─── Stored rows ───
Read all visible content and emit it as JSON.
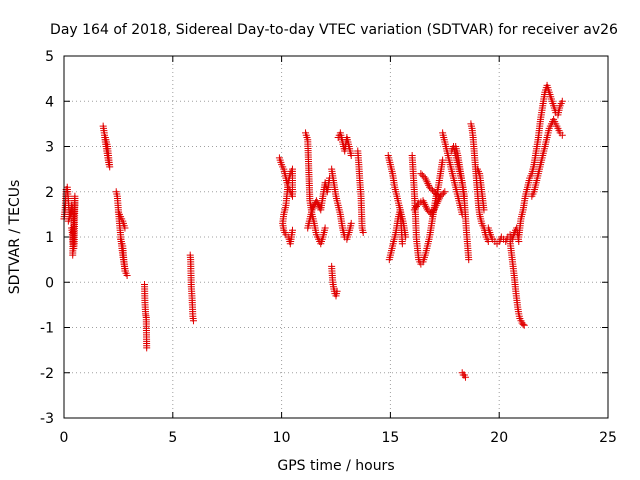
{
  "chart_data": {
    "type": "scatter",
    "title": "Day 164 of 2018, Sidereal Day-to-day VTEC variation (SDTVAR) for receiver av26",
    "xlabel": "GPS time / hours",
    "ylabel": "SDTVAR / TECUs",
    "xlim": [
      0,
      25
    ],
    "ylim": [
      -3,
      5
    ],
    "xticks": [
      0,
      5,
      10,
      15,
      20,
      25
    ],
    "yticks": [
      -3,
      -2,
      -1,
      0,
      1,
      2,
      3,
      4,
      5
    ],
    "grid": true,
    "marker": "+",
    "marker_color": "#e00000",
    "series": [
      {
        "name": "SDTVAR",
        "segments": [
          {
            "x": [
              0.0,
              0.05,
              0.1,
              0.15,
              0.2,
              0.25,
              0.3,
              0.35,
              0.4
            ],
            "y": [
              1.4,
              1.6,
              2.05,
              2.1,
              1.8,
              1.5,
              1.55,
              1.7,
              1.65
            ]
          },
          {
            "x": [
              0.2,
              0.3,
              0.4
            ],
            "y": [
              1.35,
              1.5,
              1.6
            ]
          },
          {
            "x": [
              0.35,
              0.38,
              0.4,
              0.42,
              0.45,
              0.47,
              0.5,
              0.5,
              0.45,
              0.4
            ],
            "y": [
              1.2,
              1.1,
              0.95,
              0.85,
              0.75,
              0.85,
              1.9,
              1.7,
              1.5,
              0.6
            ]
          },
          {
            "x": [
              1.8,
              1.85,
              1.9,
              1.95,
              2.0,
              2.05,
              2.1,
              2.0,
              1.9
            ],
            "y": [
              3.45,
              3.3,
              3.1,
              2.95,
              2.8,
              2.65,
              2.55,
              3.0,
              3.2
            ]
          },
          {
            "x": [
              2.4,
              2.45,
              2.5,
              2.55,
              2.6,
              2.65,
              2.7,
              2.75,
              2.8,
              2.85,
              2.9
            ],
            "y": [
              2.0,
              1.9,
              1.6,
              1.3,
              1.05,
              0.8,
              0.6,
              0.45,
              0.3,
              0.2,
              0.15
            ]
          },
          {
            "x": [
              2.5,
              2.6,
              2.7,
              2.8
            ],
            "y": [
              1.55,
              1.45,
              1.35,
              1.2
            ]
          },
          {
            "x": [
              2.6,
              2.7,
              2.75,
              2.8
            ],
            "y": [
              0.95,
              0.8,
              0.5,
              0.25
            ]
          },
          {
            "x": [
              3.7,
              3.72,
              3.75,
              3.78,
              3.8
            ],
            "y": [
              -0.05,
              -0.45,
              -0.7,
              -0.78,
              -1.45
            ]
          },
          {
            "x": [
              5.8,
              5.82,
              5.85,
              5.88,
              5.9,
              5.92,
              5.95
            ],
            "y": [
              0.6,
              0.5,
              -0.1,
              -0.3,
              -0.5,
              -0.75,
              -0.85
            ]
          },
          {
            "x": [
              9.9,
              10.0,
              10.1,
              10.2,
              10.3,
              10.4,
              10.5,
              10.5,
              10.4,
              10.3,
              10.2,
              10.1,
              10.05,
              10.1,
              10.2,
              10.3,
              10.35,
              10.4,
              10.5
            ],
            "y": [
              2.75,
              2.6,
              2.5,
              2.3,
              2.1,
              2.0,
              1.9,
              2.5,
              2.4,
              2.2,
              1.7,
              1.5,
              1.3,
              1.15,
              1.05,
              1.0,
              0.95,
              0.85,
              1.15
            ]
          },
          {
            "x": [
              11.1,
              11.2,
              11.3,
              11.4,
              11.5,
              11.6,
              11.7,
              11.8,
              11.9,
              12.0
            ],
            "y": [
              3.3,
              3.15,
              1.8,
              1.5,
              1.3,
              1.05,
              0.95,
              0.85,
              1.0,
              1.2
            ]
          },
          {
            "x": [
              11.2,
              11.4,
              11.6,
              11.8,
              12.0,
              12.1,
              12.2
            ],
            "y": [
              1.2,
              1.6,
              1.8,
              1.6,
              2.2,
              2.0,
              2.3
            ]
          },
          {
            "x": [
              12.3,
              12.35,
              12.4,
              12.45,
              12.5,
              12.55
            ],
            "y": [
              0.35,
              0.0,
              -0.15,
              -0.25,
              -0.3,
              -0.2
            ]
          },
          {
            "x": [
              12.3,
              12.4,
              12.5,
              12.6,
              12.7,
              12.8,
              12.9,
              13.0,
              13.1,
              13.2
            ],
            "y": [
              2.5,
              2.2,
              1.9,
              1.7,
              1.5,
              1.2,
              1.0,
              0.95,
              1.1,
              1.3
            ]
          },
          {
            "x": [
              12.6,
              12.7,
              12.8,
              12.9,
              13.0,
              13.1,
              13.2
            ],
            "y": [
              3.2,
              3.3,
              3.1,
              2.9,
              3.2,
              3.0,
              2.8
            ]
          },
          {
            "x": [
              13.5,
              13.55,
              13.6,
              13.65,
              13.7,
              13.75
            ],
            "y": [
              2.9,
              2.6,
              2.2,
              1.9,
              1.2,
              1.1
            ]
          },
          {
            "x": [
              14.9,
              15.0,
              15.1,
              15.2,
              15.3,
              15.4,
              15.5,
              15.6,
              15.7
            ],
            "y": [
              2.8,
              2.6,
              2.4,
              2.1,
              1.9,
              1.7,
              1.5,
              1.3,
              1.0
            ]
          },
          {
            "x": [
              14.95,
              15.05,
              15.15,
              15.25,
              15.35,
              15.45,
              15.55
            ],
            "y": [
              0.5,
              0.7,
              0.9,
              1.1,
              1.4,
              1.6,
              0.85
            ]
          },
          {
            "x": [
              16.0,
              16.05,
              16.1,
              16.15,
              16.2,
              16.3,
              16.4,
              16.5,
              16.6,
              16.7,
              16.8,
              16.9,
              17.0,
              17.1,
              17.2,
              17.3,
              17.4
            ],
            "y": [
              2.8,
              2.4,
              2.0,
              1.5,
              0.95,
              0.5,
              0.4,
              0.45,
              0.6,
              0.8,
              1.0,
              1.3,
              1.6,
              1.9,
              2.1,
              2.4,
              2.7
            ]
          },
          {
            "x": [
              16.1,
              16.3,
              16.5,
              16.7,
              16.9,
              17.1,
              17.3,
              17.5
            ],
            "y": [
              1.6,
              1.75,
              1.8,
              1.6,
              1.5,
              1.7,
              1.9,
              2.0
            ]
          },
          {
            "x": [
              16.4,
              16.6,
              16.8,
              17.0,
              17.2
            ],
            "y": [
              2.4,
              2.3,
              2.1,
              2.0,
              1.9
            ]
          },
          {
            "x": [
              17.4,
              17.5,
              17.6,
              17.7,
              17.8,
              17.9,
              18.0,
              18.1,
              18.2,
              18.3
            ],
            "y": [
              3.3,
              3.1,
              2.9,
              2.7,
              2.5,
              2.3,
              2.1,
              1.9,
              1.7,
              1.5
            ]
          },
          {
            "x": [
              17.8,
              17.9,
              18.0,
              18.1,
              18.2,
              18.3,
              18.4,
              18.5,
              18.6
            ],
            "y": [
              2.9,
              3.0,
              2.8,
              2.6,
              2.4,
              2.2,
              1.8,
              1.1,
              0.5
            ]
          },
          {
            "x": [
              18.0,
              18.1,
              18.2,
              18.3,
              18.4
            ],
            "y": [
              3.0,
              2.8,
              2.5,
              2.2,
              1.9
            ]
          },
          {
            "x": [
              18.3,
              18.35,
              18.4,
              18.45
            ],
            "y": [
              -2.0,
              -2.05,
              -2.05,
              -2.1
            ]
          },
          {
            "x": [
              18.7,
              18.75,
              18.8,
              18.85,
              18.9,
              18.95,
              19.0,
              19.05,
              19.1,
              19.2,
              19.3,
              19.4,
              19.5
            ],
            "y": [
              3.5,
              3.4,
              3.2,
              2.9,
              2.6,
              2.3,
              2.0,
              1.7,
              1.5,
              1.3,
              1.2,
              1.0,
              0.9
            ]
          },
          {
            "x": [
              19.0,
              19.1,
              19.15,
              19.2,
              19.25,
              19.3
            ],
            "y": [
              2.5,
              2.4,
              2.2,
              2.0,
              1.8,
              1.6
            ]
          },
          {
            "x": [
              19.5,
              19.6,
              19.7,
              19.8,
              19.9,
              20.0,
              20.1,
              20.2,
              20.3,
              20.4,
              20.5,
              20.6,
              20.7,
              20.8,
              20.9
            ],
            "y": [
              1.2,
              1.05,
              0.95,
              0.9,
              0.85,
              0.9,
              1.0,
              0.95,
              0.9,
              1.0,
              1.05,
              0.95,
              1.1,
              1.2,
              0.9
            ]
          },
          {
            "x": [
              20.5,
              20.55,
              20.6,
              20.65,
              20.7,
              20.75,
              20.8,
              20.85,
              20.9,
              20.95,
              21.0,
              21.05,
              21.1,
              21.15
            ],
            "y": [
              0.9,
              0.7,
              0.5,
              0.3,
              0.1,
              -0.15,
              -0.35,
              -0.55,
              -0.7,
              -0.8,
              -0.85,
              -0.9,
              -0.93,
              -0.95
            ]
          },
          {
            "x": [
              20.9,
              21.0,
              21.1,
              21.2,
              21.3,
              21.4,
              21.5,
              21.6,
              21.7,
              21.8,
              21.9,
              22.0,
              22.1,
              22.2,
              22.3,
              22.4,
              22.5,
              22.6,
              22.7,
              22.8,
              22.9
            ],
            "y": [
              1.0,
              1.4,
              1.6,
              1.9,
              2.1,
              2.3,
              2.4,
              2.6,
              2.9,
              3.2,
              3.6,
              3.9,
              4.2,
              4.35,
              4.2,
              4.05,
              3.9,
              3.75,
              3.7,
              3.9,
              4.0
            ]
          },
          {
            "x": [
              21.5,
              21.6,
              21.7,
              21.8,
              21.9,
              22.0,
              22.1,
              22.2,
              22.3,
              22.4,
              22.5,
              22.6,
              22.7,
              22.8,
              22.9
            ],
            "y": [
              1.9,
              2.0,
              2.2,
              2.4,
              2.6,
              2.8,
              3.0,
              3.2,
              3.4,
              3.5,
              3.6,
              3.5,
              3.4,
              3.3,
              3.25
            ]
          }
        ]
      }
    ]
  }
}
───
─── Stored rows ───
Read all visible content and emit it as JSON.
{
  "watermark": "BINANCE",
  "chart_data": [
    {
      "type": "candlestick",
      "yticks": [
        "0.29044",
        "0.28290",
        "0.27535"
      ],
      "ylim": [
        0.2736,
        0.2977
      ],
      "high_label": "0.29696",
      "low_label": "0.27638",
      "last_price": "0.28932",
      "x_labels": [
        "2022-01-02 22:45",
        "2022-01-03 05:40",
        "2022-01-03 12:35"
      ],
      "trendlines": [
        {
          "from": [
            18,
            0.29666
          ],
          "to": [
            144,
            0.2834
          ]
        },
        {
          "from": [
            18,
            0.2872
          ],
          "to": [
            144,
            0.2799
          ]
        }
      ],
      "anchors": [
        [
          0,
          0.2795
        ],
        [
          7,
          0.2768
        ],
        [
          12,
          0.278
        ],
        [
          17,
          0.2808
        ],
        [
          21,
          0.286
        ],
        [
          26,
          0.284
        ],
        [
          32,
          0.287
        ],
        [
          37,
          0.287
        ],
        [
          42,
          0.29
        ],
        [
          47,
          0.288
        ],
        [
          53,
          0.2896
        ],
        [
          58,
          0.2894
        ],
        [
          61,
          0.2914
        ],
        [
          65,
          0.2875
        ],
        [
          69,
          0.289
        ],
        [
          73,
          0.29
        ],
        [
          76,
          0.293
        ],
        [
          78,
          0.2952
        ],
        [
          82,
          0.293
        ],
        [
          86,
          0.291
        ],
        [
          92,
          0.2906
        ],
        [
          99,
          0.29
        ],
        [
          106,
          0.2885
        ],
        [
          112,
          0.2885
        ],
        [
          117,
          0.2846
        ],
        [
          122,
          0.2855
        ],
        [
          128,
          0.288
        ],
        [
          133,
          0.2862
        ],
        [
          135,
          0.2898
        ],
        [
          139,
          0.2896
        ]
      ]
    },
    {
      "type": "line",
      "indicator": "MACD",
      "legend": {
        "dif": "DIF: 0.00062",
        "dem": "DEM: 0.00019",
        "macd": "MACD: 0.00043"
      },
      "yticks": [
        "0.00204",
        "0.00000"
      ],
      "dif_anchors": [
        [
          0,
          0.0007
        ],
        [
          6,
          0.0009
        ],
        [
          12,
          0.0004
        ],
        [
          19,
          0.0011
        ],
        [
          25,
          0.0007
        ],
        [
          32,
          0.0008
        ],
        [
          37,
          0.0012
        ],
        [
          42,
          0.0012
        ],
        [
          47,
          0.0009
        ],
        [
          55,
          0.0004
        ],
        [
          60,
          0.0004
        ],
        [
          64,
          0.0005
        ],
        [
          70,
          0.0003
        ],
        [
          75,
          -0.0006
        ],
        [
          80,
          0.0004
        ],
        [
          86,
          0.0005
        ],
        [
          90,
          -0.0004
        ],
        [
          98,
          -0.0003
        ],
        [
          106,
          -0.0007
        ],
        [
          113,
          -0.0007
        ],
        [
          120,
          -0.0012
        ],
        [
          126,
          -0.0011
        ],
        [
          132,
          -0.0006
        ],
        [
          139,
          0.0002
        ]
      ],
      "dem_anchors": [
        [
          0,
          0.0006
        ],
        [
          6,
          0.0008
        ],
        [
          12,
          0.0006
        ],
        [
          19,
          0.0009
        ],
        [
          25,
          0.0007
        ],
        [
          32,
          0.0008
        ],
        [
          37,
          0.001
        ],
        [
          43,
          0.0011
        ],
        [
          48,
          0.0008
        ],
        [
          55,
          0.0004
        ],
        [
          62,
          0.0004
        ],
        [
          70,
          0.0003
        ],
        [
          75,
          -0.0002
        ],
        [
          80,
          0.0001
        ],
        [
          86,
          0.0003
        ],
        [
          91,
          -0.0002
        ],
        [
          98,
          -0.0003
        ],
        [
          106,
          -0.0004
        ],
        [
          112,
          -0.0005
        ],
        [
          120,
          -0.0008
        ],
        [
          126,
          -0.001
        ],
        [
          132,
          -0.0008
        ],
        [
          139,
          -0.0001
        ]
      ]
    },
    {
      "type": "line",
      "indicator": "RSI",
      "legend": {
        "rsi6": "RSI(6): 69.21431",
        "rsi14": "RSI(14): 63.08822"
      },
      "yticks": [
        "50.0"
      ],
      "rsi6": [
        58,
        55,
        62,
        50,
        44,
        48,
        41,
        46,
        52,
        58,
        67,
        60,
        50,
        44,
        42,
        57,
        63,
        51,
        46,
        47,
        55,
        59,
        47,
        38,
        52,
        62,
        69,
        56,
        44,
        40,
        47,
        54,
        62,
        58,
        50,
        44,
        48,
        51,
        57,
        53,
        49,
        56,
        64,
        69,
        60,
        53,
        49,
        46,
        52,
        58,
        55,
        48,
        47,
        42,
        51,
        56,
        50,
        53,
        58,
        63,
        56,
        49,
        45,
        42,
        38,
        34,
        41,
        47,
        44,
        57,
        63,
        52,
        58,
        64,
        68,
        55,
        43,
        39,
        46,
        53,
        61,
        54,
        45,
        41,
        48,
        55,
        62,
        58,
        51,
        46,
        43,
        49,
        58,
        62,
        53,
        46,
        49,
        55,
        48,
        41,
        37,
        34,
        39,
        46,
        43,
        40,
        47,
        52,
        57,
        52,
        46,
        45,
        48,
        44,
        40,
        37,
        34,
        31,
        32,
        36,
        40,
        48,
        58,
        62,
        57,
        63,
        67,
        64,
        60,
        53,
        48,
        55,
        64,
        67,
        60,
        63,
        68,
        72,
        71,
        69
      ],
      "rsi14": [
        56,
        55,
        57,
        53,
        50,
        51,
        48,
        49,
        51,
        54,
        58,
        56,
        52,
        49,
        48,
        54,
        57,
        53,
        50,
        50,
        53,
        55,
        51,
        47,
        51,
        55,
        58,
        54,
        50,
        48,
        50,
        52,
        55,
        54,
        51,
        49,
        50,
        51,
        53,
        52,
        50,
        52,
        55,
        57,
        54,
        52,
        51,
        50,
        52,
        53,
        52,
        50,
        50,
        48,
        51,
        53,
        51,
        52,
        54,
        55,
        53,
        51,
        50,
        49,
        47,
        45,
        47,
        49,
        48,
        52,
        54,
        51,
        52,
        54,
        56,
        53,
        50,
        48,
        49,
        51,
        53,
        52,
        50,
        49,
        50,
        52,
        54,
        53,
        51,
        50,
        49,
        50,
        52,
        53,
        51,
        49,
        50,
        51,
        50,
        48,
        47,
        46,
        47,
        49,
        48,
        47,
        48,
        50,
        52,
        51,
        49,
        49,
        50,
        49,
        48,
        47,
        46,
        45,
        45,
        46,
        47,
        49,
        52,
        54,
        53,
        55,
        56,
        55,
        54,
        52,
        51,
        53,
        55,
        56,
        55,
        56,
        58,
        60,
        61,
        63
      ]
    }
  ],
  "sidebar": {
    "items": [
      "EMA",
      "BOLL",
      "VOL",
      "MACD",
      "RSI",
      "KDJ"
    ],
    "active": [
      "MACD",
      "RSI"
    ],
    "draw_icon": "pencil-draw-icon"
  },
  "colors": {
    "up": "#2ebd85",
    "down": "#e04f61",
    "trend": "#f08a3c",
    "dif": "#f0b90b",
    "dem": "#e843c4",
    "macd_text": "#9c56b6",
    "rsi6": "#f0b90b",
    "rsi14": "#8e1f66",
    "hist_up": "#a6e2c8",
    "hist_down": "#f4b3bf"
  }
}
───
Aim of the exercise | Across the entries above, how many lines contain "SDTVAR"? Provide only the count.

Result of this exercise | 3